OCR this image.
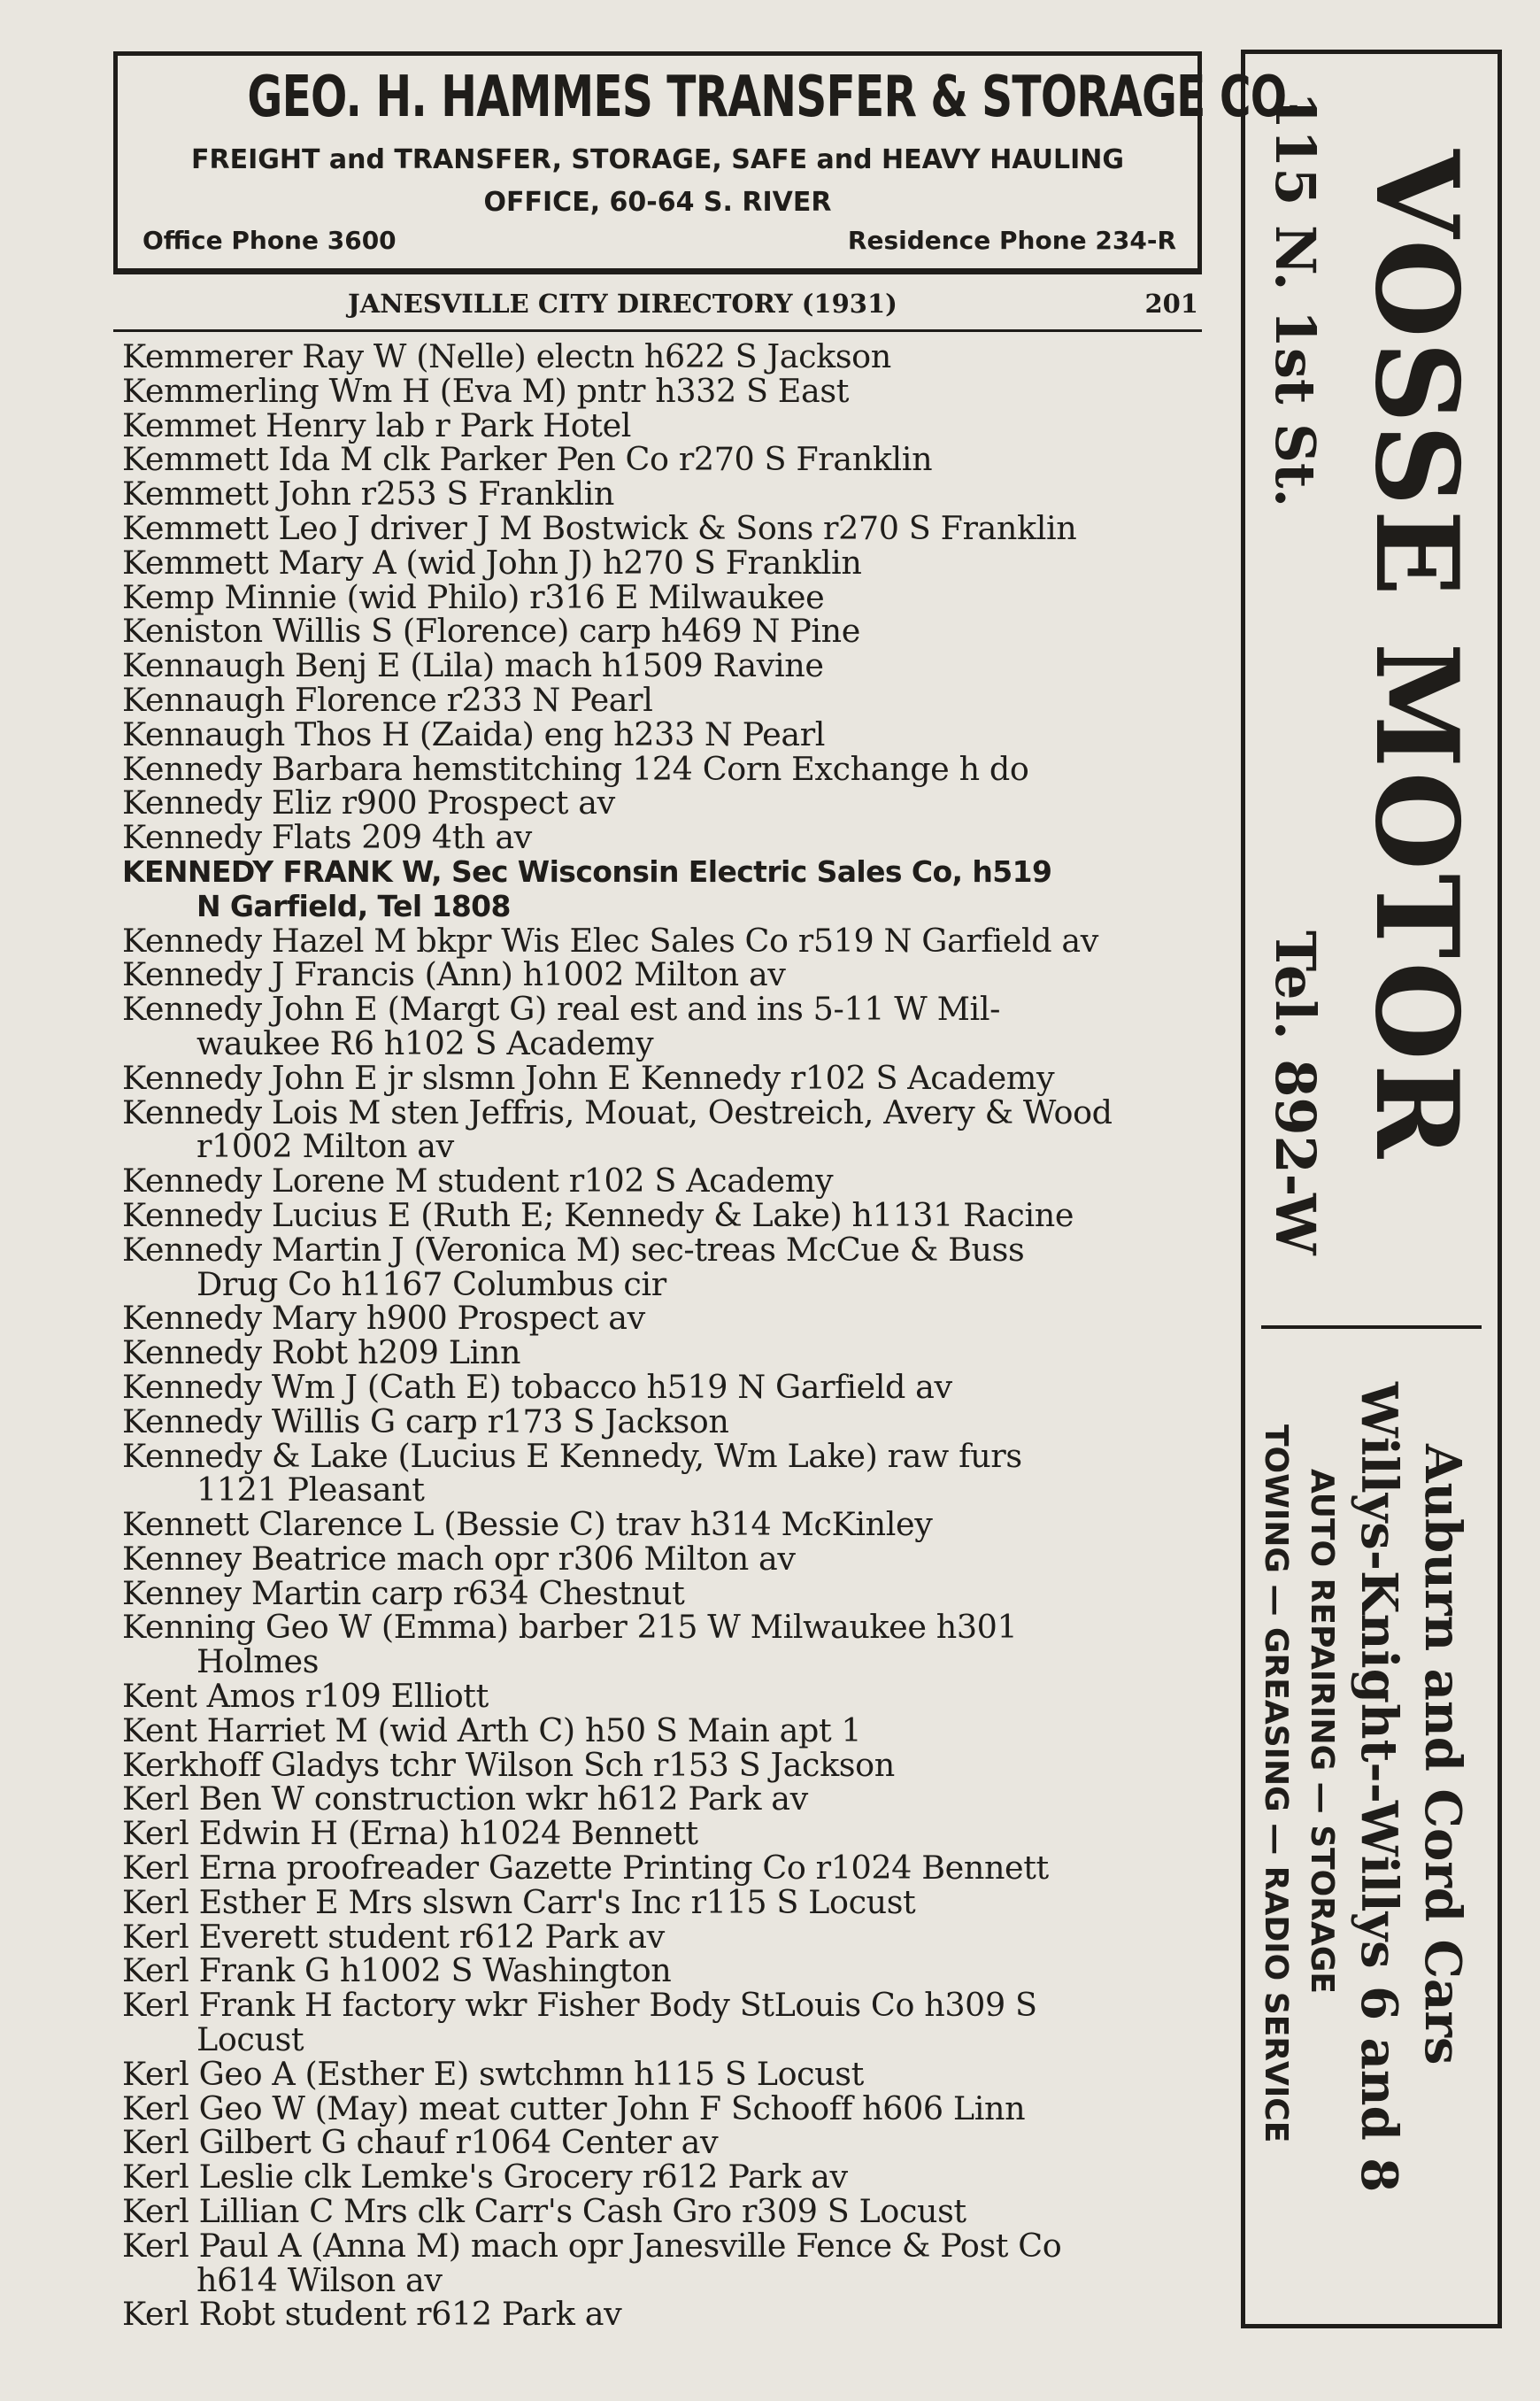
GEO. H. HAMMES TRANSFER & STORAGE CO.
FREIGHT and TRANSFER, STORAGE, SAFE and HEAVY HAULING
OFFICE, 60-64 S. RIVER
Office Phone 3600	Residence Phone 234-R
JANESVILLE CITY DIRECTORY (1931)	201
Kemmerer Ray W (Nelle) electn h622 S Jackson
Kemmerling Wm H (Eva M) pntr h332 S East
Kemmet Henry lab r Park Hotel
Kemmett Ida M clk Parker Pen Co r270 S Franklin
Kemmett John r253 S Franklin
Kemmett Leo J driver J M Bostwick & Sons r270 S Franklin
Kemmett Mary A (wid John J) h270 S Franklin
Kemp Minnie (wid Philo) r316 E Milwaukee
Keniston Willis S (Florence) carp h469 N Pine
Kennaugh Benj E (Lila) mach h1509 Ravine
Kennaugh Florence r233 N Pearl
Kennaugh Thos H (Zaida) eng h233 N Pearl
Kennedy Barbara hemstitching 124 Corn Exchange h do
Kennedy Eliz r900 Prospect av
Kennedy Flats 209 4th av
KENNEDY FRANK W, Sec Wisconsin Electric Sales Co, h519
N Garfield, Tel 1808
Kennedy Hazel M bkpr Wis Elec Sales Co r519 N Garfield av
Kennedy J Francis (Ann) h1002 Milton av
Kennedy John E (Margt G) real est and ins 5-11 W Mil-
waukee R6 h102 S Academy
Kennedy John E jr slsmn John E Kennedy r102 S Academy
Kennedy Lois M sten Jeffris, Mouat, Oestreich, Avery & Wood
r1002 Milton av
Kennedy Lorene M student r102 S Academy
Kennedy Lucius E (Ruth E; Kennedy & Lake) h1131 Racine
Kennedy Martin J (Veronica M) sec-treas McCue & Buss
Drug Co h1167 Columbus cir
Kennedy Mary h900 Prospect av
Kennedy Robt h209 Linn
Kennedy Wm J (Cath E) tobacco h519 N Garfield av
Kennedy Willis G carp r173 S Jackson
Kennedy & Lake (Lucius E Kennedy, Wm Lake) raw furs
1121 Pleasant
Kennett Clarence L (Bessie C) trav h314 McKinley
Kenney Beatrice mach opr r306 Milton av
Kenney Martin carp r634 Chestnut
Kenning Geo W (Emma) barber 215 W Milwaukee h301
Holmes
Kent Amos r109 Elliott
Kent Harriet M (wid Arth C) h50 S Main apt 1
Kerkhoff Gladys tchr Wilson Sch r153 S Jackson
Kerl Ben W construction wkr h612 Park av
Kerl Edwin H (Erna) h1024 Bennett
Kerl Erna proofreader Gazette Printing Co r1024 Bennett
Kerl Esther E Mrs slswn Carr's Inc r115 S Locust
Kerl Everett student r612 Park av
Kerl Frank G h1002 S Washington
Kerl Frank H factory wkr Fisher Body StLouis Co h309 S
Locust
Kerl Geo A (Esther E) swtchmn h115 S Locust
Kerl Geo W (May) meat cutter John F Schooff h606 Linn
Kerl Gilbert G chauf r1064 Center av
Kerl Leslie clk Lemke's Grocery r612 Park av
Kerl Lillian C Mrs clk Carr's Cash Gro r309 S Locust
Kerl Paul A (Anna M) mach opr Janesville Fence & Post Co
h614 Wilson av
Kerl Robt student r612 Park av
115 N. 1st St. VOSSE MOTOR
Tel. 892-W
Auburn and Cord Cars
Willys-Knight--Willys 6 and 8
AUTO REPAIRING — STORAGE
TOWING — GREASING — RADIO SERVICE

REQUIRED WORK: Give back the whole listing as it stands, minus its pictures.

RESULT FOR THIS TASK:
OCR this image.
GEO. H. HAMMES TRANSFER & STORAGE CO.
FREIGHT and TRANSFER, STORAGE, SAFE and HEAVY HAULING
OFFICE, 60-64 S. RIVER
Office Phone 3600	Residence Phone 234-R
JANESVILLE CITY DIRECTORY (1931)	201
Kemmerer Ray W (Nelle) electn h622 S Jackson
Kemmerling Wm H (Eva M) pntr h332 S East
Kemmet Henry lab r Park Hotel
Kemmett Ida M clk Parker Pen Co r270 S Franklin
Kemmett John r253 S Franklin
Kemmett Leo J driver J M Bostwick & Sons r270 S Franklin
Kemmett Mary A (wid John J) h270 S Franklin
Kemp Minnie (wid Philo) r316 E Milwaukee
Keniston Willis S (Florence) carp h469 N Pine
Kennaugh Benj E (Lila) mach h1509 Ravine
Kennaugh Florence r233 N Pearl
Kennaugh Thos H (Zaida) eng h233 N Pearl
Kennedy Barbara hemstitching 124 Corn Exchange h do
Kennedy Eliz r900 Prospect av
Kennedy Flats 209 4th av
KENNEDY FRANK W, Sec Wisconsin Electric Sales Co, h519
N Garfield, Tel 1808
Kennedy Hazel M bkpr Wis Elec Sales Co r519 N Garfield av
Kennedy J Francis (Ann) h1002 Milton av
Kennedy John E (Margt G) real est and ins 5-11 W Mil-
waukee R6 h102 S Academy
Kennedy John E jr slsmn John E Kennedy r102 S Academy
Kennedy Lois M sten Jeffris, Mouat, Oestreich, Avery & Wood
r1002 Milton av
Kennedy Lorene M student r102 S Academy
Kennedy Lucius E (Ruth E; Kennedy & Lake) h1131 Racine
Kennedy Martin J (Veronica M) sec-treas McCue & Buss
Drug Co h1167 Columbus cir
Kennedy Mary h900 Prospect av
Kennedy Robt h209 Linn
Kennedy Wm J (Cath E) tobacco h519 N Garfield av
Kennedy Willis G carp r173 S Jackson
Kennedy & Lake (Lucius E Kennedy, Wm Lake) raw furs
1121 Pleasant
Kennett Clarence L (Bessie C) trav h314 McKinley
Kenney Beatrice mach opr r306 Milton av
Kenney Martin carp r634 Chestnut
Kenning Geo W (Emma) barber 215 W Milwaukee h301
Holmes
Kent Amos r109 Elliott
Kent Harriet M (wid Arth C) h50 S Main apt 1
Kerkhoff Gladys tchr Wilson Sch r153 S Jackson
Kerl Ben W construction wkr h612 Park av
Kerl Edwin H (Erna) h1024 Bennett
Kerl Erna proofreader Gazette Printing Co r1024 Bennett
Kerl Esther E Mrs slswn Carr's Inc r115 S Locust
Kerl Everett student r612 Park av
Kerl Frank G h1002 S Washington
Kerl Frank H factory wkr Fisher Body StLouis Co h309 S
Locust
Kerl Geo A (Esther E) swtchmn h115 S Locust
Kerl Geo W (May) meat cutter John F Schooff h606 Linn
Kerl Gilbert G chauf r1064 Center av
Kerl Leslie clk Lemke's Grocery r612 Park av
Kerl Lillian C Mrs clk Carr's Cash Gro r309 S Locust
Kerl Paul A (Anna M) mach opr Janesville Fence & Post Co
h614 Wilson av
Kerl Robt student r612 Park av
115 N. 1st St. VOSSE MOTOR
Tel. 892-W
Auburn and Cord Cars
Willys-Knight--Willys 6 and 8
AUTO REPAIRING — STORAGE
TOWING — GREASING — RADIO SERVICE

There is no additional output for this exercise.